Instructions to follow: Return each line containing the string "皆明壹之".

════

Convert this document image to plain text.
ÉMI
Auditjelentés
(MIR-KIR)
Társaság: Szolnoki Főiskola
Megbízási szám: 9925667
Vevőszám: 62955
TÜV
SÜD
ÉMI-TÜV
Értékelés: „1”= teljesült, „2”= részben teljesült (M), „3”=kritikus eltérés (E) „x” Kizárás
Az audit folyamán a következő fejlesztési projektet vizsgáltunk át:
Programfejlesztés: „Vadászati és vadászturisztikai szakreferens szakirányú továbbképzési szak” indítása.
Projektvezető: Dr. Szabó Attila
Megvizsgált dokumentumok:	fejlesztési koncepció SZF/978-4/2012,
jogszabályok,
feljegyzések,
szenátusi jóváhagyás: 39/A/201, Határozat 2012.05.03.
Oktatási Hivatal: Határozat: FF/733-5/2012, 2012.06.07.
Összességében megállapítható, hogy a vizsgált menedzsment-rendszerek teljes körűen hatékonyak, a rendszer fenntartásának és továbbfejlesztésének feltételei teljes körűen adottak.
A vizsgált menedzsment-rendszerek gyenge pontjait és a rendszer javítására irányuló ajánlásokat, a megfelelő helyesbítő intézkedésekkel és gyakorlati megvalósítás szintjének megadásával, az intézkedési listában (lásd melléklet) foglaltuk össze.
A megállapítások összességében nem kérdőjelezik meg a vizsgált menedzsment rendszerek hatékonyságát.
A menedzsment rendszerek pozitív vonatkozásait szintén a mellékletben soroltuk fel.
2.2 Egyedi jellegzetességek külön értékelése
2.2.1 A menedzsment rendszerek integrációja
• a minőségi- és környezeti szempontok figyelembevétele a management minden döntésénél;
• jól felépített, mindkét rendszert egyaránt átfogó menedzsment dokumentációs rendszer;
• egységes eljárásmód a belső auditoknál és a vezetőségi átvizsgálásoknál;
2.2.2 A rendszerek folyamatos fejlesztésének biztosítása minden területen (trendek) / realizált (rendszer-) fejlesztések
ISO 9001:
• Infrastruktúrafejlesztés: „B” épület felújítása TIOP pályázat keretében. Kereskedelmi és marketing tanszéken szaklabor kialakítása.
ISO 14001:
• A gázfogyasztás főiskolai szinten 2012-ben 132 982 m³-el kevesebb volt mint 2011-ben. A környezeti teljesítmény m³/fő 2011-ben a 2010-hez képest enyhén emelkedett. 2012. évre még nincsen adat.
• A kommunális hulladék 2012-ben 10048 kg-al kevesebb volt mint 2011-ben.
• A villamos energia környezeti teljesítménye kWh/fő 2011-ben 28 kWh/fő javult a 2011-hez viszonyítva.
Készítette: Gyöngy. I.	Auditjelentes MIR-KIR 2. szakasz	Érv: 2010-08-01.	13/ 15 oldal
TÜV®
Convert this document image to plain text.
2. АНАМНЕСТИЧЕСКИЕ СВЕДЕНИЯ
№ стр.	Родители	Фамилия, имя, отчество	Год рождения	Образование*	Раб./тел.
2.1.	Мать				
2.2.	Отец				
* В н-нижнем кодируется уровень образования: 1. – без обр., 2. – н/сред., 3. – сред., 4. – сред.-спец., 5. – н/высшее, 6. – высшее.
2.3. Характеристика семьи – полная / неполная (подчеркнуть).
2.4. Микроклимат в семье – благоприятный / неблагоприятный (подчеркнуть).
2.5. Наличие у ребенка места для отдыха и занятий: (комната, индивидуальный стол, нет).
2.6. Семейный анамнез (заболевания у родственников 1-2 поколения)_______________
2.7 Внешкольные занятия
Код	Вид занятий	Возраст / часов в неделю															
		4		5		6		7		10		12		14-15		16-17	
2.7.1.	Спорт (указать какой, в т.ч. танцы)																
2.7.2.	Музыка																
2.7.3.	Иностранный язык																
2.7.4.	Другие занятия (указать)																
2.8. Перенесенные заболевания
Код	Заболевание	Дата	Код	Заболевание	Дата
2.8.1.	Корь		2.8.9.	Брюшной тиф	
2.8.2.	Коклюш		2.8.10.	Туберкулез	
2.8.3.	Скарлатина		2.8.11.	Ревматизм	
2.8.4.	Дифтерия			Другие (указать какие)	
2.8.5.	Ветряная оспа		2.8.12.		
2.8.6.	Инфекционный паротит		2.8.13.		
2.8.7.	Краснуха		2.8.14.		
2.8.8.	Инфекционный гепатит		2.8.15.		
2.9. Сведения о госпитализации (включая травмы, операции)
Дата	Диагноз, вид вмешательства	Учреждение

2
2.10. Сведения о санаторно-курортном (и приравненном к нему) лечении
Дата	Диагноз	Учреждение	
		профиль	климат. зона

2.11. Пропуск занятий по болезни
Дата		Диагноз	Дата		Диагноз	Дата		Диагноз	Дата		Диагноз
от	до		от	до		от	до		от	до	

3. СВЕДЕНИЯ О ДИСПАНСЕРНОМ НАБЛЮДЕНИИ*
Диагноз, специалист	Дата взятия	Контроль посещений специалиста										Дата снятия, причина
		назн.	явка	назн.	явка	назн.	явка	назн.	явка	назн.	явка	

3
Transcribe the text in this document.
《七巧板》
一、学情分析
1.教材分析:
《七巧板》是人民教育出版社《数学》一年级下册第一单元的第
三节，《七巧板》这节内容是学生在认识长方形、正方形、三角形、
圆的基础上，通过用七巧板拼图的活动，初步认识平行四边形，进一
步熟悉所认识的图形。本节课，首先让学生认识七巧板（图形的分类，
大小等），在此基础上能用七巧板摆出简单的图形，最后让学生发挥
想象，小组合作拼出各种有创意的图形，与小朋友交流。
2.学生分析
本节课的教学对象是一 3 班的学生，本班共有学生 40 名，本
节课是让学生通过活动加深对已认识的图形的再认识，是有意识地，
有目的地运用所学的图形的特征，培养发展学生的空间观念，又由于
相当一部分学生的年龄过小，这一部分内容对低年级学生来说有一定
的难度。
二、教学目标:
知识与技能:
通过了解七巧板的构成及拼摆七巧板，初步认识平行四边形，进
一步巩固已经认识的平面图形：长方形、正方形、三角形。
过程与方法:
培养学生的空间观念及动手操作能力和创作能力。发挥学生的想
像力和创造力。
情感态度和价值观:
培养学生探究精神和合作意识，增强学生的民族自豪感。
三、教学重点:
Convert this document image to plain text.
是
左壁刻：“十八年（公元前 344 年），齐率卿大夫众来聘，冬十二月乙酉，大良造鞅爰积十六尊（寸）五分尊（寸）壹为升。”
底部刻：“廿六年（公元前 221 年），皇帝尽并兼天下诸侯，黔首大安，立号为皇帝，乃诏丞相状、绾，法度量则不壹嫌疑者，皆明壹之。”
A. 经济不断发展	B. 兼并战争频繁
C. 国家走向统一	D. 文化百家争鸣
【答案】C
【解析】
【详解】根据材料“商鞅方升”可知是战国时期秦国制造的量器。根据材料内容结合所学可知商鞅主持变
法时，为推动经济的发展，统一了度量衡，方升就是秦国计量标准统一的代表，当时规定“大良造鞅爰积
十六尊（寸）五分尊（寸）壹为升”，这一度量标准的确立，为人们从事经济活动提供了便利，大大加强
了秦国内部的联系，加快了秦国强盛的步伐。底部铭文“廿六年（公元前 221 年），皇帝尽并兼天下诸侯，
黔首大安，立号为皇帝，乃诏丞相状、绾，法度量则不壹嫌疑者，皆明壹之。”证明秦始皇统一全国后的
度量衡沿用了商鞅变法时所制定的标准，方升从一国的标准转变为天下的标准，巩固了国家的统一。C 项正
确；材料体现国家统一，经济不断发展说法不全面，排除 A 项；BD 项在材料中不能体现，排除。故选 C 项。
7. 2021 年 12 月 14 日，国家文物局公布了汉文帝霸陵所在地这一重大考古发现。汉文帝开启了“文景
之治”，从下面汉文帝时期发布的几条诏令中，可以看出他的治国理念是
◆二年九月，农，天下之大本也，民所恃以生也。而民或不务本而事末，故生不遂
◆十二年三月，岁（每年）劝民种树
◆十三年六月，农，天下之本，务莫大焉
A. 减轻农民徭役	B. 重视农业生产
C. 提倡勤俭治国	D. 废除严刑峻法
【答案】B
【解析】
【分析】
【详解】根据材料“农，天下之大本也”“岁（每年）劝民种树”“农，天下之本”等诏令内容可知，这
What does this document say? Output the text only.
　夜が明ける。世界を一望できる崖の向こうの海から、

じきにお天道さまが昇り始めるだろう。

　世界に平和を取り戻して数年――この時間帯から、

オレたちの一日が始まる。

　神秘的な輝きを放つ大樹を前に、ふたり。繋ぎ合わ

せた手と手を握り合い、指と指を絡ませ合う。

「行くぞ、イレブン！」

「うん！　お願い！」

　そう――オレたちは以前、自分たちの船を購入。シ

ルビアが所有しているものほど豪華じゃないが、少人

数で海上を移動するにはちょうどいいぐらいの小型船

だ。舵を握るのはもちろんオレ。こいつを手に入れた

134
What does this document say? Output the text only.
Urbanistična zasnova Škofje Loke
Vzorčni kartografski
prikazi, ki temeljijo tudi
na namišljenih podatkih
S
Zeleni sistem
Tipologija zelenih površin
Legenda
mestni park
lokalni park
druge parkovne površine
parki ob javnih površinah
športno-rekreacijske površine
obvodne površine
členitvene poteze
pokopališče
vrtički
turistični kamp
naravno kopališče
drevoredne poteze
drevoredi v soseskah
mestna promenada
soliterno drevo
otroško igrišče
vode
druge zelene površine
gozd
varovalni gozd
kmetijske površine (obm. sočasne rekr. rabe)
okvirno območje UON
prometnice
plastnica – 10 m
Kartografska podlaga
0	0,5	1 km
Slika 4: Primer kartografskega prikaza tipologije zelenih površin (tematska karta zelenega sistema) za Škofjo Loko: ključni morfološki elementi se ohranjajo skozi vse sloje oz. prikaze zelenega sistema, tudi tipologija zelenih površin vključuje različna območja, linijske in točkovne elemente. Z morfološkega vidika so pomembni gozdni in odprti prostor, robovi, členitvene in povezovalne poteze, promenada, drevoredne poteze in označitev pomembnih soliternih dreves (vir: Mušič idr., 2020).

════

Result:
底部刻：“廿六年（公元前 221 年），皇帝尽并兼天下诸侯，黔首大安，立号为皇帝，乃诏丞相状、绾，法度量则不壹嫌疑者，皆明壹之。”
黔首大安，立号为皇帝，乃诏丞相状、绾，法度量则不壹嫌疑者，皆明壹之。”证明秦始皇统一全国后的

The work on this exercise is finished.